### [Aim of the exercise]
Count lines, not occurrences: give the number of lines holding the word "Conditional", and nothing besides.

═════ Exercise input ═════

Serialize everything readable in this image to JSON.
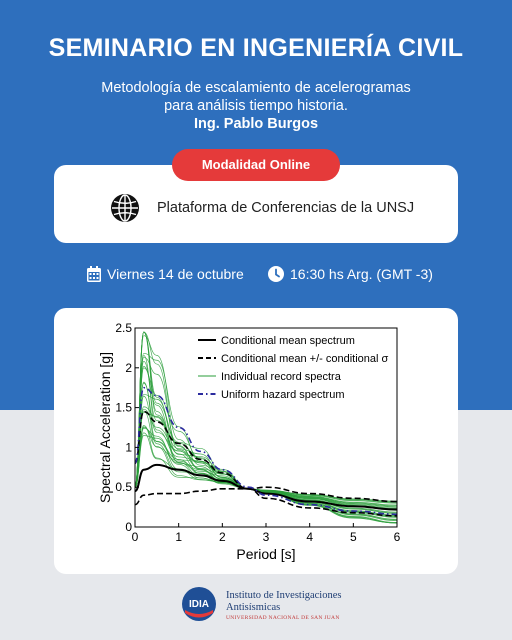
{
  "header": {
    "title": "SEMINARIO EN INGENIERÍA CIVIL",
    "subtitle_line1": "Metodología de escalamiento de acelerogramas",
    "subtitle_line2": "para análisis tiempo historia.",
    "speaker": "Ing. Pablo Burgos"
  },
  "modality": {
    "label": "Modalidad Online"
  },
  "venue": {
    "label": "Plataforma de Conferencias de la UNSJ",
    "icon": "globe-icon"
  },
  "schedule": {
    "date": "Viernes 14 de octubre",
    "time": "16:30 hs Arg. (GMT -3)",
    "date_icon": "calendar-icon",
    "time_icon": "clock-icon"
  },
  "colors": {
    "primary_blue": "#2e6fbd",
    "accent_red": "#e53a3a",
    "logo_navy": "#1f3e74"
  },
  "chart_data": {
    "type": "line",
    "xlabel": "Period [s]",
    "ylabel": "Spectral Acceleration [g]",
    "xlim": [
      0,
      6
    ],
    "ylim": [
      0,
      2.5
    ],
    "xticks": [
      "0",
      "1",
      "2",
      "3",
      "4",
      "5",
      "6"
    ],
    "yticks": [
      "0",
      "0.5",
      "1",
      "1.5",
      "2",
      "2.5"
    ],
    "legend_position": "top-right",
    "series": [
      {
        "name": "Conditional mean spectrum",
        "style": "solid",
        "color": "#000000",
        "x": [
          0,
          0.2,
          0.5,
          1,
          1.5,
          2,
          2.6,
          3,
          4,
          5,
          6
        ],
        "y": [
          0.45,
          0.72,
          0.78,
          0.72,
          0.65,
          0.58,
          0.48,
          0.42,
          0.32,
          0.26,
          0.22
        ]
      },
      {
        "name": "Conditional mean +/- conditional σ",
        "style": "dashed",
        "color": "#000000",
        "x": [
          0,
          0.2,
          0.5,
          1,
          1.5,
          2,
          2.6,
          3,
          4,
          5,
          6
        ],
        "y": [
          0.8,
          1.45,
          1.32,
          1.05,
          0.85,
          0.68,
          0.48,
          0.5,
          0.42,
          0.36,
          0.32
        ]
      },
      {
        "name": "",
        "style": "dashed",
        "color": "#000000",
        "x": [
          0,
          0.2,
          0.5,
          1,
          1.5,
          2,
          2.6,
          3,
          4,
          5,
          6
        ],
        "y": [
          0.28,
          0.4,
          0.42,
          0.42,
          0.45,
          0.48,
          0.48,
          0.36,
          0.24,
          0.18,
          0.14
        ]
      },
      {
        "name": "Individual record spectra",
        "style": "solid",
        "color": "#2a9d3a",
        "x": [
          0,
          0.2,
          0.5,
          1,
          1.5,
          2,
          2.6,
          3,
          4,
          5,
          6
        ],
        "y": [
          0.5,
          1.9,
          1.4,
          0.9,
          0.75,
          0.62,
          0.48,
          0.45,
          0.35,
          0.25,
          0.2
        ]
      },
      {
        "name": "Uniform hazard spectrum",
        "style": "dashdot",
        "color": "#2b2b9e",
        "x": [
          0,
          0.2,
          0.5,
          1,
          1.5,
          2,
          2.6,
          3,
          4,
          5,
          6
        ],
        "y": [
          0.8,
          1.75,
          1.65,
          1.25,
          0.95,
          0.72,
          0.5,
          0.4,
          0.28,
          0.2,
          0.16
        ]
      }
    ]
  },
  "footer": {
    "logo_text": "IDIA",
    "institute_line1": "Instituto de Investigaciones",
    "institute_line2": "Antisísmicas",
    "university": "UNIVERSIDAD NACIONAL DE SAN JUAN"
  }
}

═════

### [Full solution]
2